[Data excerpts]

— Begin —

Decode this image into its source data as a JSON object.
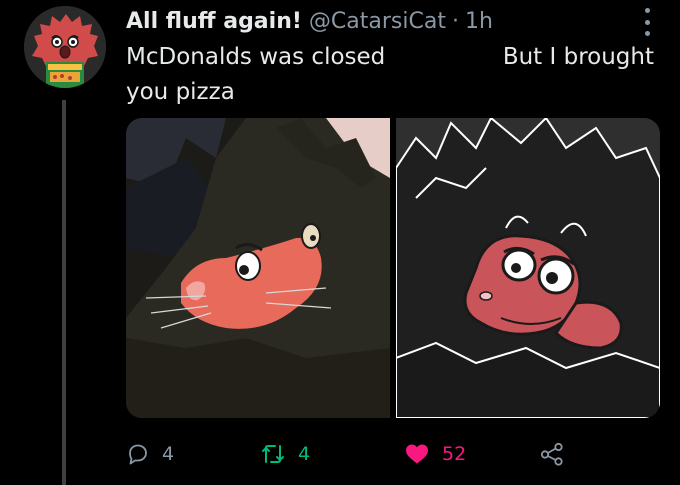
{
  "tweet": {
    "display_name": "All fluff again!",
    "handle": "@CatarsiCat",
    "separator": "·",
    "time": "1h",
    "text_line1_left": "McDonalds was closed",
    "text_line1_right": "But I brought",
    "text_line2": "you pizza"
  },
  "actions": {
    "replies": "4",
    "retweets": "4",
    "likes": "52"
  },
  "colors": {
    "background": "#000000",
    "text": "#e7e9ea",
    "secondary": "#8b98a5",
    "retweet_active": "#00ba7c",
    "like_active": "#f91880"
  },
  "icons": {
    "reply": "reply-icon",
    "retweet": "retweet-icon",
    "like": "heart-icon",
    "share": "share-icon",
    "more": "more-icon"
  }
}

— End —

Without including any pictures, please restate all the records exactly.

Decode this image into its source data as a JSON object.
{
  "tweet": {
    "display_name": "All fluff again!",
    "handle": "@CatarsiCat",
    "separator": "·",
    "time": "1h",
    "text_line1_left": "McDonalds was closed",
    "text_line1_right": "But I brought",
    "text_line2": "you pizza"
  },
  "actions": {
    "replies": "4",
    "retweets": "4",
    "likes": "52"
  },
  "colors": {
    "background": "#000000",
    "text": "#e7e9ea",
    "secondary": "#8b98a5",
    "retweet_active": "#00ba7c",
    "like_active": "#f91880"
  },
  "icons": {
    "reply": "reply-icon",
    "retweet": "retweet-icon",
    "like": "heart-icon",
    "share": "share-icon",
    "more": "more-icon"
  }
}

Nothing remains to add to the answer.